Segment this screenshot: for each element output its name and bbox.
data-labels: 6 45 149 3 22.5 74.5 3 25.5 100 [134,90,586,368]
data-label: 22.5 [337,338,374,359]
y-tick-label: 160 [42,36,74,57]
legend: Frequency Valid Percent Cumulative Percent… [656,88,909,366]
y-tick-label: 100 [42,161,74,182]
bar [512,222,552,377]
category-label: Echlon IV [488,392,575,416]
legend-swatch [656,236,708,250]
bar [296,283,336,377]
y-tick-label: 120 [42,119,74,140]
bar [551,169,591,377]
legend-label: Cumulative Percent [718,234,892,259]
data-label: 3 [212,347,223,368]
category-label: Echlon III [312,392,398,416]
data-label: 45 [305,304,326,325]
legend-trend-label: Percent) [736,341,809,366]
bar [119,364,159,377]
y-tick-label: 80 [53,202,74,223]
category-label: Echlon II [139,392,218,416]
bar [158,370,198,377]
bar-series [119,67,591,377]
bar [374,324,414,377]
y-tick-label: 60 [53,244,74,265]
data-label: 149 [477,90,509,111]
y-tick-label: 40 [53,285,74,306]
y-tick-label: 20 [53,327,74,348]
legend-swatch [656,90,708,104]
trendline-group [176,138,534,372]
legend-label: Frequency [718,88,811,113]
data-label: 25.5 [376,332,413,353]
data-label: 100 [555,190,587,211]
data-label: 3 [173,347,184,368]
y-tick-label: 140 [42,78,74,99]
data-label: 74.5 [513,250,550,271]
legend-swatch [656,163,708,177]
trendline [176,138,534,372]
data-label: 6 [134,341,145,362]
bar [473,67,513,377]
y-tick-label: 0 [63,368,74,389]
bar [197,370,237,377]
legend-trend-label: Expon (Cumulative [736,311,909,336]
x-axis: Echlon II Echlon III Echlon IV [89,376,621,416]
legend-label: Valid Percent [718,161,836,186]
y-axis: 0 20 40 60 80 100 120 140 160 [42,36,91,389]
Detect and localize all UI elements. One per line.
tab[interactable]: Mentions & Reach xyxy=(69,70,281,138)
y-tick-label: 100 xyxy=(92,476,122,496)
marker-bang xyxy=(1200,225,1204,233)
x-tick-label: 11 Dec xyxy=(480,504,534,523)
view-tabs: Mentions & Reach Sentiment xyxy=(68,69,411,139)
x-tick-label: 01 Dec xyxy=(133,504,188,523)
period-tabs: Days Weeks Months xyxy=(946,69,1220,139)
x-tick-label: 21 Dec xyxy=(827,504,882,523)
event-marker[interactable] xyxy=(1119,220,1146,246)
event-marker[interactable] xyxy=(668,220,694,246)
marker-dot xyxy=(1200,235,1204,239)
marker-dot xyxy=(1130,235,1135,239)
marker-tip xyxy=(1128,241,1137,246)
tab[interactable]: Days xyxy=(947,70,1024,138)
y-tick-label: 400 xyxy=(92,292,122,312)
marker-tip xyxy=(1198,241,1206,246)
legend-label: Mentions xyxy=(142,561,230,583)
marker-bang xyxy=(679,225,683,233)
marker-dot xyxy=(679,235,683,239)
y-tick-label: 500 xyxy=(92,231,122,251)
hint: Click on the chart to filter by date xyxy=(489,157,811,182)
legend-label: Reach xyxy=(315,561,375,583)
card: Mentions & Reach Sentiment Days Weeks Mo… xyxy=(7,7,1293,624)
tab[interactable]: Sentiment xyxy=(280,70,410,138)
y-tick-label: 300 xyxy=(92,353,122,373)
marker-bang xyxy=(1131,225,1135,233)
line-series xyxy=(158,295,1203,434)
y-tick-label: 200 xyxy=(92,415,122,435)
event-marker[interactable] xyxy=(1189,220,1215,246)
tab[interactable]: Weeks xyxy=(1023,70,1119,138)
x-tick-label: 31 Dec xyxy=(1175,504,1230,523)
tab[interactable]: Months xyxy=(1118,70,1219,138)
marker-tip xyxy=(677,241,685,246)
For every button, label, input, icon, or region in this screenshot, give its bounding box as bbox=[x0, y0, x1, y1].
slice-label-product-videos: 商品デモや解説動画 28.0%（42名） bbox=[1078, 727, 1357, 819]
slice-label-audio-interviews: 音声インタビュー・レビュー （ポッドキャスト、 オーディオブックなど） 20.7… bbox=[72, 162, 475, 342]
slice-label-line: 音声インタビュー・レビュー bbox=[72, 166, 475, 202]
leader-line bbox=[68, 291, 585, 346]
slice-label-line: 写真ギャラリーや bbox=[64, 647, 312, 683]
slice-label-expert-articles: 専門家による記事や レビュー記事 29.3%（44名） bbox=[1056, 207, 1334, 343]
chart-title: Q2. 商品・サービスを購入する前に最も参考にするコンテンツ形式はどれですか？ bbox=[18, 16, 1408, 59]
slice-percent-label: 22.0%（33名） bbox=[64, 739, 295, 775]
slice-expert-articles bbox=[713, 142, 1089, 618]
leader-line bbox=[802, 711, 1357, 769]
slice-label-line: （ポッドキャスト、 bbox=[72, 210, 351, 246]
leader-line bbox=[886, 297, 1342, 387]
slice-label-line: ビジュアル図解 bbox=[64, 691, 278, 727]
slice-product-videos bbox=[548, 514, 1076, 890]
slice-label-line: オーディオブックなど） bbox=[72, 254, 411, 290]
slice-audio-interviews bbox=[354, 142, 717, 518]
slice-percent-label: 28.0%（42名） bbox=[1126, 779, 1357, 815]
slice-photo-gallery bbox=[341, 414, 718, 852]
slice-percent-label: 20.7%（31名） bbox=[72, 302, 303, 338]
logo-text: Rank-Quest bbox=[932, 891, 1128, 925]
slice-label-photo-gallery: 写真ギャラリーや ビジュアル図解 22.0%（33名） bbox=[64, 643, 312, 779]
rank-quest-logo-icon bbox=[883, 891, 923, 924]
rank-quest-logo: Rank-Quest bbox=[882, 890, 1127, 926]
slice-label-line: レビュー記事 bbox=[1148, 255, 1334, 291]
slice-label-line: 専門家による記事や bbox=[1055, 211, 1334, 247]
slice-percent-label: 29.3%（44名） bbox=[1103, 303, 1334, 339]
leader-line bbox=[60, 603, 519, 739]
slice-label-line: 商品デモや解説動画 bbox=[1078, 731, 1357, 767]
= = = = =
Copy out the part of the data that opens with its first line and closes with the line containing "legend: Frequency Valid", keeping every line exactly the same.

Segment this screenshot: for each element output its name and bbox.
data-labels: 6 45 149 3 22.5 74.5 3 25.5 100 [134,90,586,368]
data-label: 22.5 [337,338,374,359]
y-tick-label: 160 [42,36,74,57]
legend: Frequency Valid Percent Cumulative Percent… [656,88,909,366]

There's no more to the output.